EXCERPT TO READ
Generate combinatorials in Power Query

macfuller

Active Member
Joined
Apr 30, 2014
Messages
319
Office Version
  1. 365
Platform
  1. Windows
From a list I would like to generate combinations of n members from a set of x possibilities in Power Query.

I have found some useful code here on creating combinations of members based on all possible values of n, and here on generating permutations for x, but I regret that I'm not good enough at PQ to figure out how to adapt them.

For background, here is the real-world scenario. We have 19 vendors who have bid on providing 1,728 surgical items. The size of their discount varies depending on what percentage of our business (represented by how many other vendors will supply the same item) they receive. They offer pricing based on single vendor, 3-vendor, 5-vendor, and 8-vendor participation. (Yes, single sourcing is clearly the cheapest route but none of the vendors offer all 1,728 items.) So at each level of vendor participation we would like to know the cheapest combination of vendors.
(These are combinatorials rather than permutations since ABC is equivalent to BAC, CBA, and so on. The order in which vendors A, B, and C appear does not affect pricing.)
By generating these combinations we can then merge the price file from each vendor and use Power Pivot to determine which combinations do not offer all 1,728 items, which ones might offer more than one option/price for a particular item, and rank the combinations based on pricing times our historical usage of each item - taking the MIN price for items offered by each vendor within the combination.

I don't have a need for the same concept for permutations (generating n permutations from a set of x) but I suppose it would come in handy for someone!
 

Excel Facts

Round to nearest half hour?
Use =MROUND(A2,"0:30") to round to nearest half hour. Use =CEILING(A2,"0:30") to round to next half hour.

MATERIAL
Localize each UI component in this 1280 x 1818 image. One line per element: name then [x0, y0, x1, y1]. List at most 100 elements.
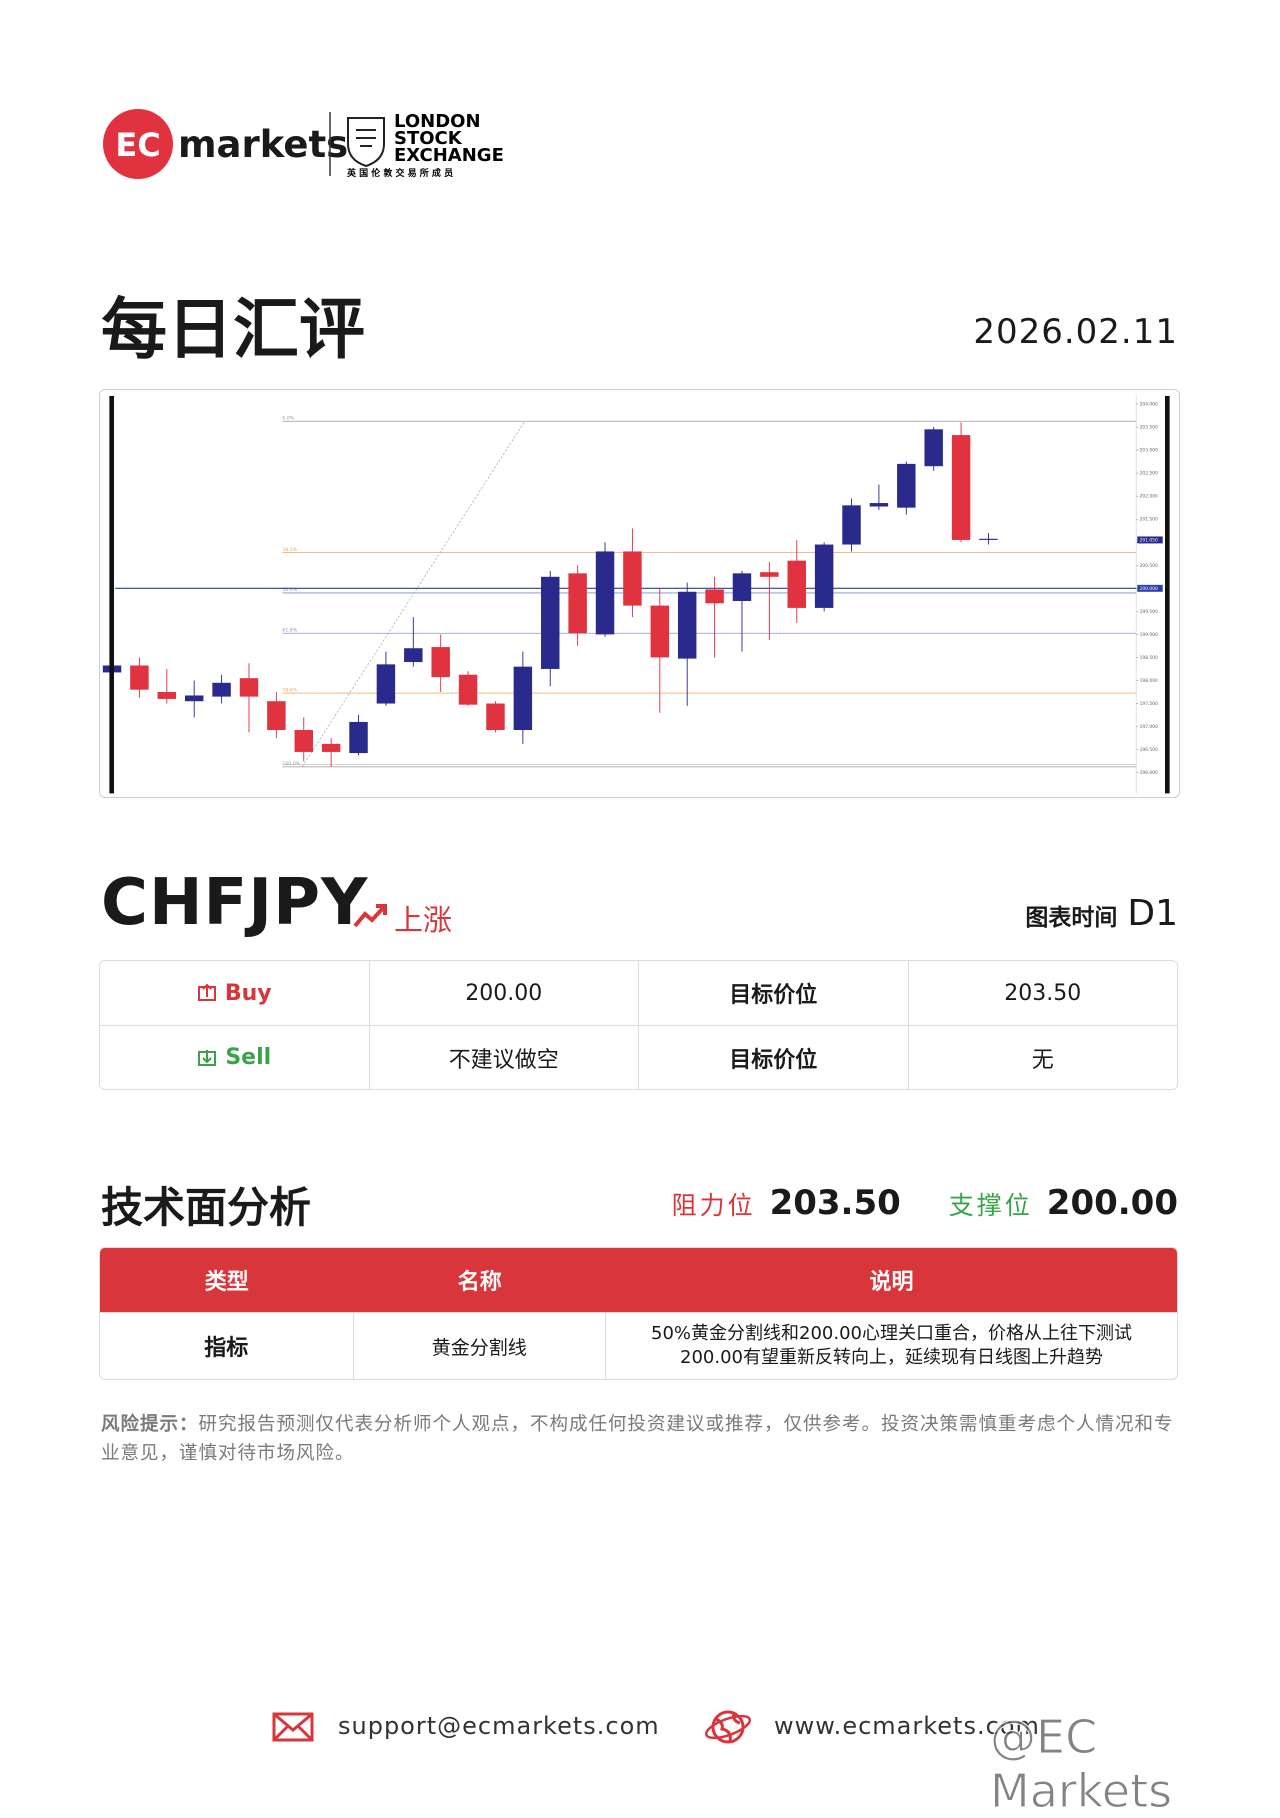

PROMPT 1
Summarize the forum post about generating combinations in Power Query in two sentences.
PROMPT 2
In the forum post on generating combinations, revise the passage from "Generate combinatorials in" up to and including "in Power Query.", putting "Get & Transform" in place of "Power Query".

TASK RESULT 1
The poster wants Power Query to generate combinations of n members from a set of x possibilities, having found related code but lacking the skill to adapt it. The aim is to find the cheapest combination of the 19 vendors bidding on 1,728 surgical items at the single, 3-, 5-, and 8-vendor pricing levels, then merge the vendors' price files and rank the combinations in Power Pivot.

TASK RESULT 2
Generate combinatorials in Get & Transform

macfuller

Active Member
Joined
Apr 30, 2014
Messages
319
Office Version
  1. 365
Platform
  1. Windows
From a list I would like to generate combinations of n members from a set of x possibilities in Get & Transform.